DATA ENTRIES:
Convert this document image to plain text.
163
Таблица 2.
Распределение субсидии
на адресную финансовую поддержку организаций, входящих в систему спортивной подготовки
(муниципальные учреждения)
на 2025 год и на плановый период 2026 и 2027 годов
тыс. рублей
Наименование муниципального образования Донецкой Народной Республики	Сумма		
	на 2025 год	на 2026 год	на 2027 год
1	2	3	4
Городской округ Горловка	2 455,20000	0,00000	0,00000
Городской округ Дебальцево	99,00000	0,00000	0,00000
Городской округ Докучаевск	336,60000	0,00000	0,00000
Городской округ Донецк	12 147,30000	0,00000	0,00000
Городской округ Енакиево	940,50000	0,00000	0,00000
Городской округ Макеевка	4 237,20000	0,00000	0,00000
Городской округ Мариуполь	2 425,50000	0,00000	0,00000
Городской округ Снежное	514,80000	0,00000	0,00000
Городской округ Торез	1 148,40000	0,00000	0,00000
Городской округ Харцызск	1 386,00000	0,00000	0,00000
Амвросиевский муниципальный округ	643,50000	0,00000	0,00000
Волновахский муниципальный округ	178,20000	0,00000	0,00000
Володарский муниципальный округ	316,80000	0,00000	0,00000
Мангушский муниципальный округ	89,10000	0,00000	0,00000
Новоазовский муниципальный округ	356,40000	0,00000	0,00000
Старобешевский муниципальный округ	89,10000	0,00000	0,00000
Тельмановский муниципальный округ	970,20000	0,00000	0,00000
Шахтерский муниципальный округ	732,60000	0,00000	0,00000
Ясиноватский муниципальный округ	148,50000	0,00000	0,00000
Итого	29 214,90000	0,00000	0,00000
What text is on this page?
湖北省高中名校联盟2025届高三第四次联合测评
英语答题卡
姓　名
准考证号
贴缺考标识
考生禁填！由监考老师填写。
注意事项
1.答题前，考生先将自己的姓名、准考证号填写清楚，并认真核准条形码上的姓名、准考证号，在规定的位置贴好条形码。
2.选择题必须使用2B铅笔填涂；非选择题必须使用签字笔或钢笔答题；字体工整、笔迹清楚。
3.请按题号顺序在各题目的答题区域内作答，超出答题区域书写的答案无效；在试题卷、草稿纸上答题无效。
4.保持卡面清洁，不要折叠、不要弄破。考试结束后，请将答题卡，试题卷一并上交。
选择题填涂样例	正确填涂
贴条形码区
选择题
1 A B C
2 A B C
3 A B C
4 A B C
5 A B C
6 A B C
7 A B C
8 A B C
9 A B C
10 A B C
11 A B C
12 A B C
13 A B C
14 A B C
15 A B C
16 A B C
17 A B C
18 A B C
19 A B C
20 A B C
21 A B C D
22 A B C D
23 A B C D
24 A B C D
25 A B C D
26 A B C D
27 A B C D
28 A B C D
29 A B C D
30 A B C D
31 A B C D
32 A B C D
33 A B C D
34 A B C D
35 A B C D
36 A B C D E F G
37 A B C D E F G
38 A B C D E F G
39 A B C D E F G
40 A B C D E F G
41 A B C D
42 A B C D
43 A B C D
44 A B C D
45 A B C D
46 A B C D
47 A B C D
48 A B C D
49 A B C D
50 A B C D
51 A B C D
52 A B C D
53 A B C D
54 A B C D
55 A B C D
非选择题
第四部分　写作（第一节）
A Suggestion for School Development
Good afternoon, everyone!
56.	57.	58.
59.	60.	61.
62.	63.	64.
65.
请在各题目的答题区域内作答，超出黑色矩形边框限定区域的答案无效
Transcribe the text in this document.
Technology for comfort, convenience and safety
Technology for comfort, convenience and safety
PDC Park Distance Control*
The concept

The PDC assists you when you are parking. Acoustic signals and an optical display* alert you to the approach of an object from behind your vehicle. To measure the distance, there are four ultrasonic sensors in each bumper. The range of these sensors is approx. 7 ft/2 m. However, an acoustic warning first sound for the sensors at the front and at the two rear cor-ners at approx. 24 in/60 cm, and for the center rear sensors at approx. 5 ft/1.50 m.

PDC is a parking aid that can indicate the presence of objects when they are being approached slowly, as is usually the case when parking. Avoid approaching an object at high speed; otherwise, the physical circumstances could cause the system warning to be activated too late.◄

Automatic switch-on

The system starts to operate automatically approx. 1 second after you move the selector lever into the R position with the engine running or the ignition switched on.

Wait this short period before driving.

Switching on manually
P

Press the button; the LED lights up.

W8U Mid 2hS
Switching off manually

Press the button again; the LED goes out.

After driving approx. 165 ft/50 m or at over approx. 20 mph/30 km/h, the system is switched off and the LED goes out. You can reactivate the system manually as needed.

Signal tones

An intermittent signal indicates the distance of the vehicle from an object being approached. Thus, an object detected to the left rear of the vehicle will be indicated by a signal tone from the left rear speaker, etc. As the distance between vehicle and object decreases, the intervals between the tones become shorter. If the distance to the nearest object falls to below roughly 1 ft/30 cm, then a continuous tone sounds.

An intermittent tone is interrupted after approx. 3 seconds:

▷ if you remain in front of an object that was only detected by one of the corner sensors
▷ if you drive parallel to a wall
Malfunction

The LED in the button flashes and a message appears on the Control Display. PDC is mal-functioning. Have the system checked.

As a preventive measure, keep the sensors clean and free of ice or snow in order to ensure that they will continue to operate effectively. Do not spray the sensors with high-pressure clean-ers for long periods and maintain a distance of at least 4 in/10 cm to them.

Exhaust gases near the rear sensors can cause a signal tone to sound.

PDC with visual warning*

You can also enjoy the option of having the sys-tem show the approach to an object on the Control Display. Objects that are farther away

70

PROBLEM: Check each line of the records for the string "cause" and state how many lines contain it. Give only the number.

TASK OUTPUT: 2